What needs to be done: Output every entry exactly as given.
**** Information shown
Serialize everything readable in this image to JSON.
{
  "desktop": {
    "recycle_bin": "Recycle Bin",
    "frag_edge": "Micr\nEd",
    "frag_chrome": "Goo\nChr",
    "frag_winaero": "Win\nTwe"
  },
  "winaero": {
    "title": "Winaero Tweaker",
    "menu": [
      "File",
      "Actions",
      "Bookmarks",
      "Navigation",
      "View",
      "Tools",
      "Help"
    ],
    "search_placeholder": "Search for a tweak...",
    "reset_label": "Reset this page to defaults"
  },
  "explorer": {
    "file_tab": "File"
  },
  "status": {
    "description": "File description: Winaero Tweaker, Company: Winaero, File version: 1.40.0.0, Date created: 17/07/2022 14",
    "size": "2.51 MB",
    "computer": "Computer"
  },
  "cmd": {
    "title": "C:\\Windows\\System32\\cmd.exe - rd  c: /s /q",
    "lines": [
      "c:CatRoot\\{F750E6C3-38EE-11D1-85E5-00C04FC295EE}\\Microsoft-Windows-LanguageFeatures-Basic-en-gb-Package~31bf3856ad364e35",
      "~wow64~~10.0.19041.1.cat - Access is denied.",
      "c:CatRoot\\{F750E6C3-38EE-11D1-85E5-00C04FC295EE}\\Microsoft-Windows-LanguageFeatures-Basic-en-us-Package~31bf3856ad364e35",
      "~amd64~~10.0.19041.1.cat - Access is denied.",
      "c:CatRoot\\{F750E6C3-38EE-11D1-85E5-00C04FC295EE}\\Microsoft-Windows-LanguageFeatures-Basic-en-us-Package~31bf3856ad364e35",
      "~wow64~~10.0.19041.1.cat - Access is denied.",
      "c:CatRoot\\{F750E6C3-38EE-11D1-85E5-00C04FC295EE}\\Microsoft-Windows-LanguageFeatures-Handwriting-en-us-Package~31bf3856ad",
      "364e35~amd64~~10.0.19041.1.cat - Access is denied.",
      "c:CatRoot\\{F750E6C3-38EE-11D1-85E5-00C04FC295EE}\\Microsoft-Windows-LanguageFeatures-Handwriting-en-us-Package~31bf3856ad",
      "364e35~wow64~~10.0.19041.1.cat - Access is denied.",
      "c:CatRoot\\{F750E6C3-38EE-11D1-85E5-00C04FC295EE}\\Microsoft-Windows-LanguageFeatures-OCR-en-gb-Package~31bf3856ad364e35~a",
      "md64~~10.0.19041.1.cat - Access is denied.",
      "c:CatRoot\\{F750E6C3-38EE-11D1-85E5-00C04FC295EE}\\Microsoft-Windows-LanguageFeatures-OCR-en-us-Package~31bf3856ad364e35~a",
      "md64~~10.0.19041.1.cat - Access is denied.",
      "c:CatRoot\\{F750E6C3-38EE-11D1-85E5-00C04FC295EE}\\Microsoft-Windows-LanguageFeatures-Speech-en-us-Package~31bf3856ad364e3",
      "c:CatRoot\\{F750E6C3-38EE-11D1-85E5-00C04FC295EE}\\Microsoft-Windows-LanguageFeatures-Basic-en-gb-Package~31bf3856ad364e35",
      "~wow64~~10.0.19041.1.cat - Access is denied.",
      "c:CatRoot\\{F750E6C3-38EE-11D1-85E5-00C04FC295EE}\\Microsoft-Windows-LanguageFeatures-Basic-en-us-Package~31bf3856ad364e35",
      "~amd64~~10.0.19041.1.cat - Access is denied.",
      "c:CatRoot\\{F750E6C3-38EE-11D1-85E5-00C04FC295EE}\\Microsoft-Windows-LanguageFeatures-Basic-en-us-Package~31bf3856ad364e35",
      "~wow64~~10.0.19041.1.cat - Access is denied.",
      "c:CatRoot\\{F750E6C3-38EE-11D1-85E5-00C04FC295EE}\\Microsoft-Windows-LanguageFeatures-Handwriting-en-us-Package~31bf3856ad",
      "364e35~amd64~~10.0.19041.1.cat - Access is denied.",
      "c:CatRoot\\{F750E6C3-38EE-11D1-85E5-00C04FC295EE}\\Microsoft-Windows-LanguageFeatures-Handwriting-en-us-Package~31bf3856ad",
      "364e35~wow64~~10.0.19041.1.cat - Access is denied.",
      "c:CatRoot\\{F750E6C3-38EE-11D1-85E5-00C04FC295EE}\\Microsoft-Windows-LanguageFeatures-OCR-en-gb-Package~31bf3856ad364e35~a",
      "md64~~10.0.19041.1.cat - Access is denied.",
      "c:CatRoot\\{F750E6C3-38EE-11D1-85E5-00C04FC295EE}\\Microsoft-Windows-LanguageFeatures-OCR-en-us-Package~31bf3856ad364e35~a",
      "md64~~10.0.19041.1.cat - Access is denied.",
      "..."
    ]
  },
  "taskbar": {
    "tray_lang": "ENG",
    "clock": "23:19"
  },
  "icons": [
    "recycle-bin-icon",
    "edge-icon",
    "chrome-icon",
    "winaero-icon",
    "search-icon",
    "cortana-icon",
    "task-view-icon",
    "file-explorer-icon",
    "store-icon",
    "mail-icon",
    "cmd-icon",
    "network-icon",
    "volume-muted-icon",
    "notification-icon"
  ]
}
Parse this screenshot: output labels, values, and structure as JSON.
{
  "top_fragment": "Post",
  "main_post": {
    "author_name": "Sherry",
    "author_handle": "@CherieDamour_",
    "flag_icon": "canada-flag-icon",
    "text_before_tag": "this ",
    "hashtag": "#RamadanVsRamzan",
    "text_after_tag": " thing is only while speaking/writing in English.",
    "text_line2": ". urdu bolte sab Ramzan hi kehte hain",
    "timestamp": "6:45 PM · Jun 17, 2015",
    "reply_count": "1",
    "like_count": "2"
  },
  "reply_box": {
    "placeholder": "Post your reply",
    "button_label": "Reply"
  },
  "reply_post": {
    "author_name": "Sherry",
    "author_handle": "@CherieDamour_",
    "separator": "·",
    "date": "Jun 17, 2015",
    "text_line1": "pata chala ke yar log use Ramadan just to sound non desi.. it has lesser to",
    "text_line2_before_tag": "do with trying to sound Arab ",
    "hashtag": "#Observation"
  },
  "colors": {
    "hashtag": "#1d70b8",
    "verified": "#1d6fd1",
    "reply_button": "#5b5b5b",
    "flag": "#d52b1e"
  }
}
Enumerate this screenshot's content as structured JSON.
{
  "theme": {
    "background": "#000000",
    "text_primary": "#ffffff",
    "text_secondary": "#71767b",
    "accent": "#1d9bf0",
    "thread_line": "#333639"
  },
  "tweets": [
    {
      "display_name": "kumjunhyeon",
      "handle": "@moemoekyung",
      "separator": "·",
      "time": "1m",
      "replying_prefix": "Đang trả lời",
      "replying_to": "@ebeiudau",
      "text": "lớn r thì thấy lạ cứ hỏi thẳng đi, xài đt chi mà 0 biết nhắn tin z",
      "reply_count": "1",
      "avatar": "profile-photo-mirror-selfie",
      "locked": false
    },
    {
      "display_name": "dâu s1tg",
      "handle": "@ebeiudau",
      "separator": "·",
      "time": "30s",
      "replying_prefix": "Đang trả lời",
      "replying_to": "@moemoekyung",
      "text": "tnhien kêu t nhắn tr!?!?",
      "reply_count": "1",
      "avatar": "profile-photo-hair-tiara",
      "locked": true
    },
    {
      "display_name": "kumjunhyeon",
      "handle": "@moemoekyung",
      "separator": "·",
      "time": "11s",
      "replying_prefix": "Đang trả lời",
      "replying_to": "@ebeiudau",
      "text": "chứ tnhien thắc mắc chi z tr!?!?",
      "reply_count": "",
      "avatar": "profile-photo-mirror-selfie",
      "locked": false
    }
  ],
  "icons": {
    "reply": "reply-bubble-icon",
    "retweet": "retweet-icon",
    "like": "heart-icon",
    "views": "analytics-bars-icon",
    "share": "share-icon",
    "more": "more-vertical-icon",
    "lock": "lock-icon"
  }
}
********
Written response:
Serialize everything readable in this image to JSON.
{
  "desktop": {
    "recycle_bin": "Recycle Bin",
    "frag_edge": "Micr\nEd",
    "frag_chrome": "Goo\nChr",
    "frag_winaero": "Win\nTwe"
  },
  "winaero": {
    "title": "Winaero Tweaker",
    "menu": [
      "File",
      "Actions",
      "Bookmarks",
      "Navigation",
      "View",
      "Tools",
      "Help"
    ],
    "search_placeholder": "Search for a tweak...",
    "reset_label": "Reset this page to defaults"
  },
  "explorer": {
    "file_tab": "File"
  },
  "status": {
    "description": "File description: Winaero Tweaker, Company: Winaero, File version: 1.40.0.0, Date created: 17/07/2022 14",
    "size": "2.51 MB",
    "computer": "Computer"
  },
  "cmd": {
    "title": "C:\\Windows\\System32\\cmd.exe - rd  c: /s /q",
    "lines": [
      "c:CatRoot\\{F750E6C3-38EE-11D1-85E5-00C04FC295EE}\\Microsoft-Windows-LanguageFeatures-Basic-en-gb-Package~31bf3856ad364e35",
      "~wow64~~10.0.19041.1.cat - Access is denied.",
      "c:CatRoot\\{F750E6C3-38EE-11D1-85E5-00C04FC295EE}\\Microsoft-Windows-LanguageFeatures-Basic-en-us-Package~31bf3856ad364e35",
      "~amd64~~10.0.19041.1.cat - Access is denied.",
      "c:CatRoot\\{F750E6C3-38EE-11D1-85E5-00C04FC295EE}\\Microsoft-Windows-LanguageFeatures-Basic-en-us-Package~31bf3856ad364e35",
      "~wow64~~10.0.19041.1.cat - Access is denied.",
      "c:CatRoot\\{F750E6C3-38EE-11D1-85E5-00C04FC295EE}\\Microsoft-Windows-LanguageFeatures-Handwriting-en-us-Package~31bf3856ad",
      "364e35~amd64~~10.0.19041.1.cat - Access is denied.",
      "c:CatRoot\\{F750E6C3-38EE-11D1-85E5-00C04FC295EE}\\Microsoft-Windows-LanguageFeatures-Handwriting-en-us-Package~31bf3856ad",
      "364e35~wow64~~10.0.19041.1.cat - Access is denied.",
      "c:CatRoot\\{F750E6C3-38EE-11D1-85E5-00C04FC295EE}\\Microsoft-Windows-LanguageFeatures-OCR-en-gb-Package~31bf3856ad364e35~a",
      "md64~~10.0.19041.1.cat - Access is denied.",
      "c:CatRoot\\{F750E6C3-38EE-11D1-85E5-00C04FC295EE}\\Microsoft-Windows-LanguageFeatures-OCR-en-us-Package~31bf3856ad364e35~a",
      "md64~~10.0.19041.1.cat - Access is denied.",
      "c:CatRoot\\{F750E6C3-38EE-11D1-85E5-00C04FC295EE}\\Microsoft-Windows-LanguageFeatures-Speech-en-us-Package~31bf3856ad364e3",
      "c:CatRoot\\{F750E6C3-38EE-11D1-85E5-00C04FC295EE}\\Microsoft-Windows-LanguageFeatures-Basic-en-gb-Package~31bf3856ad364e35",
      "~wow64~~10.0.19041.1.cat - Access is denied.",
      "c:CatRoot\\{F750E6C3-38EE-11D1-85E5-00C04FC295EE}\\Microsoft-Windows-LanguageFeatures-Basic-en-us-Package~31bf3856ad364e35",
      "~amd64~~10.0.19041.1.cat - Access is denied.",
      "c:CatRoot\\{F750E6C3-38EE-11D1-85E5-00C04FC295EE}\\Microsoft-Windows-LanguageFeatures-Basic-en-us-Package~31bf3856ad364e35",
      "~wow64~~10.0.19041.1.cat - Access is denied.",
      "c:CatRoot\\{F750E6C3-38EE-11D1-85E5-00C04FC295EE}\\Microsoft-Windows-LanguageFeatures-Handwriting-en-us-Package~31bf3856ad",
      "364e35~amd64~~10.0.19041.1.cat - Access is denied.",
      "c:CatRoot\\{F750E6C3-38EE-11D1-85E5-00C04FC295EE}\\Microsoft-Windows-LanguageFeatures-Handwriting-en-us-Package~31bf3856ad",
      "364e35~wow64~~10.0.19041.1.cat - Access is denied.",
      "c:CatRoot\\{F750E6C3-38EE-11D1-85E5-00C04FC295EE}\\Microsoft-Windows-LanguageFeatures-OCR-en-gb-Package~31bf3856ad364e35~a",
      "md64~~10.0.19041.1.cat - Access is denied.",
      "c:CatRoot\\{F750E6C3-38EE-11D1-85E5-00C04FC295EE}\\Microsoft-Windows-LanguageFeatures-OCR-en-us-Package~31bf3856ad364e35~a",
      "md64~~10.0.19041.1.cat - Access is denied.",
      "..."
    ]
  },
  "taskbar": {
    "tray_lang": "ENG",
    "clock": "23:19"
  },
  "icons": [
    "recycle-bin-icon",
    "edge-icon",
    "chrome-icon",
    "winaero-icon",
    "search-icon",
    "cortana-icon",
    "task-view-icon",
    "file-explorer-icon",
    "store-icon",
    "mail-icon",
    "cmd-icon",
    "network-icon",
    "volume-muted-icon",
    "notification-icon"
  ]
}
Parse this screenshot: output labels, values, and structure as JSON.
{
  "top_fragment": "Post",
  "main_post": {
    "author_name": "Sherry",
    "author_handle": "@CherieDamour_",
    "flag_icon": "canada-flag-icon",
    "text_before_tag": "this ",
    "hashtag": "#RamadanVsRamzan",
    "text_after_tag": " thing is only while speaking/writing in English.",
    "text_line2": ". urdu bolte sab Ramzan hi kehte hain",
    "timestamp": "6:45 PM · Jun 17, 2015",
    "reply_count": "1",
    "like_count": "2"
  },
  "reply_box": {
    "placeholder": "Post your reply",
    "button_label": "Reply"
  },
  "reply_post": {
    "author_name": "Sherry",
    "author_handle": "@CherieDamour_",
    "separator": "·",
    "date": "Jun 17, 2015",
    "text_line1": "pata chala ke yar log use Ramadan just to sound non desi.. it has lesser to",
    "text_line2_before_tag": "do with trying to sound Arab ",
    "hashtag": "#Observation"
  },
  "colors": {
    "hashtag": "#1d70b8",
    "verified": "#1d6fd1",
    "reply_button": "#5b5b5b",
    "flag": "#d52b1e"
  }
}
Enumerate this screenshot's content as structured JSON.
{
  "theme": {
    "background": "#000000",
    "text_primary": "#ffffff",
    "text_secondary": "#71767b",
    "accent": "#1d9bf0",
    "thread_line": "#333639"
  },
  "tweets": [
    {
      "display_name": "kumjunhyeon",
      "handle": "@moemoekyung",
      "separator": "·",
      "time": "1m",
      "replying_prefix": "Đang trả lời",
      "replying_to": "@ebeiudau",
      "text": "lớn r thì thấy lạ cứ hỏi thẳng đi, xài đt chi mà 0 biết nhắn tin z",
      "reply_count": "1",
      "avatar": "profile-photo-mirror-selfie",
      "locked": false
    },
    {
      "display_name": "dâu s1tg",
      "handle": "@ebeiudau",
      "separator": "·",
      "time": "30s",
      "replying_prefix": "Đang trả lời",
      "replying_to": "@moemoekyung",
      "text": "tnhien kêu t nhắn tr!?!?",
      "reply_count": "1",
      "avatar": "profile-photo-hair-tiara",
      "locked": true
    },
    {
      "display_name": "kumjunhyeon",
      "handle": "@moemoekyung",
      "separator": "·",
      "time": "11s",
      "replying_prefix": "Đang trả lời",
      "replying_to": "@ebeiudau",
      "text": "chứ tnhien thắc mắc chi z tr!?!?",
      "reply_count": "",
      "avatar": "profile-photo-mirror-selfie",
      "locked": false
    }
  ],
  "icons": {
    "reply": "reply-bubble-icon",
    "retweet": "retweet-icon",
    "like": "heart-icon",
    "views": "analytics-bars-icon",
    "share": "share-icon",
    "more": "more-vertical-icon",
    "lock": "lock-icon"
  }
}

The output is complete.